**TO BE DONE:** Make a verbatim copy of the entries below; pictures stay out.

Begin DATA IN THIS EXERCISE

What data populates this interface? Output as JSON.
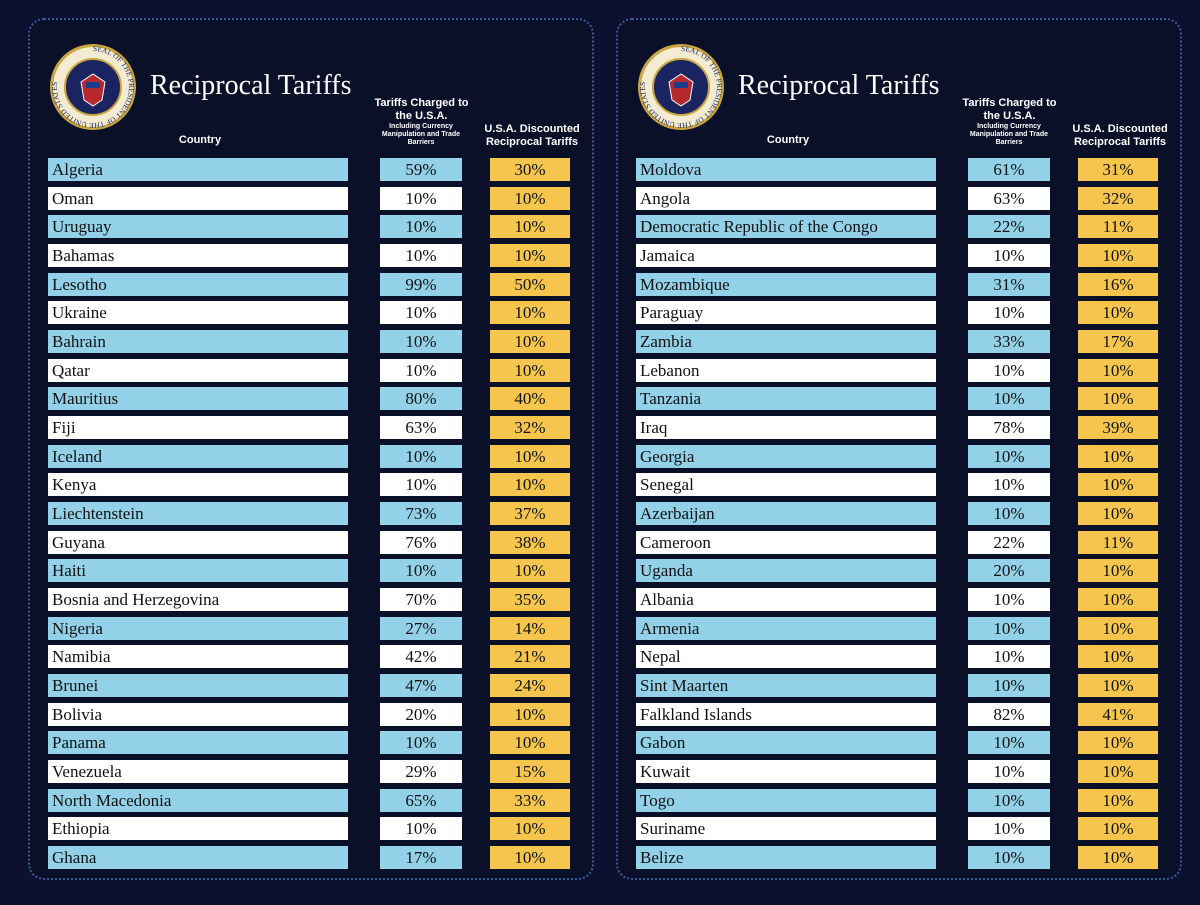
{
  "panels": [
    {
      "title": "Reciprocal Tariffs",
      "seal": "SEAL OF THE PRESIDENT OF THE UNITED STATES",
      "headers": {
        "country": "Country",
        "charged": "Tariffs Charged to the U.S.A.",
        "charged_note": "Including Currency Manipulation and Trade Barriers",
        "discounted": "U.S.A. Discounted Reciprocal Tariffs"
      },
      "rows": [
        [
          "Algeria",
          "59%",
          "30%"
        ],
        [
          "Oman",
          "10%",
          "10%"
        ],
        [
          "Uruguay",
          "10%",
          "10%"
        ],
        [
          "Bahamas",
          "10%",
          "10%"
        ],
        [
          "Lesotho",
          "99%",
          "50%"
        ],
        [
          "Ukraine",
          "10%",
          "10%"
        ],
        [
          "Bahrain",
          "10%",
          "10%"
        ],
        [
          "Qatar",
          "10%",
          "10%"
        ],
        [
          "Mauritius",
          "80%",
          "40%"
        ],
        [
          "Fiji",
          "63%",
          "32%"
        ],
        [
          "Iceland",
          "10%",
          "10%"
        ],
        [
          "Kenya",
          "10%",
          "10%"
        ],
        [
          "Liechtenstein",
          "73%",
          "37%"
        ],
        [
          "Guyana",
          "76%",
          "38%"
        ],
        [
          "Haiti",
          "10%",
          "10%"
        ],
        [
          "Bosnia and Herzegovina",
          "70%",
          "35%"
        ],
        [
          "Nigeria",
          "27%",
          "14%"
        ],
        [
          "Namibia",
          "42%",
          "21%"
        ],
        [
          "Brunei",
          "47%",
          "24%"
        ],
        [
          "Bolivia",
          "20%",
          "10%"
        ],
        [
          "Panama",
          "10%",
          "10%"
        ],
        [
          "Venezuela",
          "29%",
          "15%"
        ],
        [
          "North Macedonia",
          "65%",
          "33%"
        ],
        [
          "Ethiopia",
          "10%",
          "10%"
        ],
        [
          "Ghana",
          "17%",
          "10%"
        ]
      ]
    },
    {
      "title": "Reciprocal Tariffs",
      "seal": "SEAL OF THE PRESIDENT OF THE UNITED STATES",
      "headers": {
        "country": "Country",
        "charged": "Tariffs Charged to the U.S.A.",
        "charged_note": "Including Currency Manipulation and Trade Barriers",
        "discounted": "U.S.A. Discounted Reciprocal Tariffs"
      },
      "rows": [
        [
          "Moldova",
          "61%",
          "31%"
        ],
        [
          "Angola",
          "63%",
          "32%"
        ],
        [
          "Democratic Republic of the Congo",
          "22%",
          "11%"
        ],
        [
          "Jamaica",
          "10%",
          "10%"
        ],
        [
          "Mozambique",
          "31%",
          "16%"
        ],
        [
          "Paraguay",
          "10%",
          "10%"
        ],
        [
          "Zambia",
          "33%",
          "17%"
        ],
        [
          "Lebanon",
          "10%",
          "10%"
        ],
        [
          "Tanzania",
          "10%",
          "10%"
        ],
        [
          "Iraq",
          "78%",
          "39%"
        ],
        [
          "Georgia",
          "10%",
          "10%"
        ],
        [
          "Senegal",
          "10%",
          "10%"
        ],
        [
          "Azerbaijan",
          "10%",
          "10%"
        ],
        [
          "Cameroon",
          "22%",
          "11%"
        ],
        [
          "Uganda",
          "20%",
          "10%"
        ],
        [
          "Albania",
          "10%",
          "10%"
        ],
        [
          "Armenia",
          "10%",
          "10%"
        ],
        [
          "Nepal",
          "10%",
          "10%"
        ],
        [
          "Sint Maarten",
          "10%",
          "10%"
        ],
        [
          "Falkland Islands",
          "82%",
          "41%"
        ],
        [
          "Gabon",
          "10%",
          "10%"
        ],
        [
          "Kuwait",
          "10%",
          "10%"
        ],
        [
          "Togo",
          "10%",
          "10%"
        ],
        [
          "Suriname",
          "10%",
          "10%"
        ],
        [
          "Belize",
          "10%",
          "10%"
        ]
      ]
    }
  ]
}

End DATA IN THIS EXERCISE

**SOLUTION FOR THIS TASK:**
What data populates this interface? Output as JSON.
{
  "panels": [
    {
      "title": "Reciprocal Tariffs",
      "seal": "SEAL OF THE PRESIDENT OF THE UNITED STATES",
      "headers": {
        "country": "Country",
        "charged": "Tariffs Charged to the U.S.A.",
        "charged_note": "Including Currency Manipulation and Trade Barriers",
        "discounted": "U.S.A. Discounted Reciprocal Tariffs"
      },
      "rows": [
        [
          "Algeria",
          "59%",
          "30%"
        ],
        [
          "Oman",
          "10%",
          "10%"
        ],
        [
          "Uruguay",
          "10%",
          "10%"
        ],
        [
          "Bahamas",
          "10%",
          "10%"
        ],
        [
          "Lesotho",
          "99%",
          "50%"
        ],
        [
          "Ukraine",
          "10%",
          "10%"
        ],
        [
          "Bahrain",
          "10%",
          "10%"
        ],
        [
          "Qatar",
          "10%",
          "10%"
        ],
        [
          "Mauritius",
          "80%",
          "40%"
        ],
        [
          "Fiji",
          "63%",
          "32%"
        ],
        [
          "Iceland",
          "10%",
          "10%"
        ],
        [
          "Kenya",
          "10%",
          "10%"
        ],
        [
          "Liechtenstein",
          "73%",
          "37%"
        ],
        [
          "Guyana",
          "76%",
          "38%"
        ],
        [
          "Haiti",
          "10%",
          "10%"
        ],
        [
          "Bosnia and Herzegovina",
          "70%",
          "35%"
        ],
        [
          "Nigeria",
          "27%",
          "14%"
        ],
        [
          "Namibia",
          "42%",
          "21%"
        ],
        [
          "Brunei",
          "47%",
          "24%"
        ],
        [
          "Bolivia",
          "20%",
          "10%"
        ],
        [
          "Panama",
          "10%",
          "10%"
        ],
        [
          "Venezuela",
          "29%",
          "15%"
        ],
        [
          "North Macedonia",
          "65%",
          "33%"
        ],
        [
          "Ethiopia",
          "10%",
          "10%"
        ],
        [
          "Ghana",
          "17%",
          "10%"
        ]
      ]
    },
    {
      "title": "Reciprocal Tariffs",
      "seal": "SEAL OF THE PRESIDENT OF THE UNITED STATES",
      "headers": {
        "country": "Country",
        "charged": "Tariffs Charged to the U.S.A.",
        "charged_note": "Including Currency Manipulation and Trade Barriers",
        "discounted": "U.S.A. Discounted Reciprocal Tariffs"
      },
      "rows": [
        [
          "Moldova",
          "61%",
          "31%"
        ],
        [
          "Angola",
          "63%",
          "32%"
        ],
        [
          "Democratic Republic of the Congo",
          "22%",
          "11%"
        ],
        [
          "Jamaica",
          "10%",
          "10%"
        ],
        [
          "Mozambique",
          "31%",
          "16%"
        ],
        [
          "Paraguay",
          "10%",
          "10%"
        ],
        [
          "Zambia",
          "33%",
          "17%"
        ],
        [
          "Lebanon",
          "10%",
          "10%"
        ],
        [
          "Tanzania",
          "10%",
          "10%"
        ],
        [
          "Iraq",
          "78%",
          "39%"
        ],
        [
          "Georgia",
          "10%",
          "10%"
        ],
        [
          "Senegal",
          "10%",
          "10%"
        ],
        [
          "Azerbaijan",
          "10%",
          "10%"
        ],
        [
          "Cameroon",
          "22%",
          "11%"
        ],
        [
          "Uganda",
          "20%",
          "10%"
        ],
        [
          "Albania",
          "10%",
          "10%"
        ],
        [
          "Armenia",
          "10%",
          "10%"
        ],
        [
          "Nepal",
          "10%",
          "10%"
        ],
        [
          "Sint Maarten",
          "10%",
          "10%"
        ],
        [
          "Falkland Islands",
          "82%",
          "41%"
        ],
        [
          "Gabon",
          "10%",
          "10%"
        ],
        [
          "Kuwait",
          "10%",
          "10%"
        ],
        [
          "Togo",
          "10%",
          "10%"
        ],
        [
          "Suriname",
          "10%",
          "10%"
        ],
        [
          "Belize",
          "10%",
          "10%"
        ]
      ]
    }
  ]
}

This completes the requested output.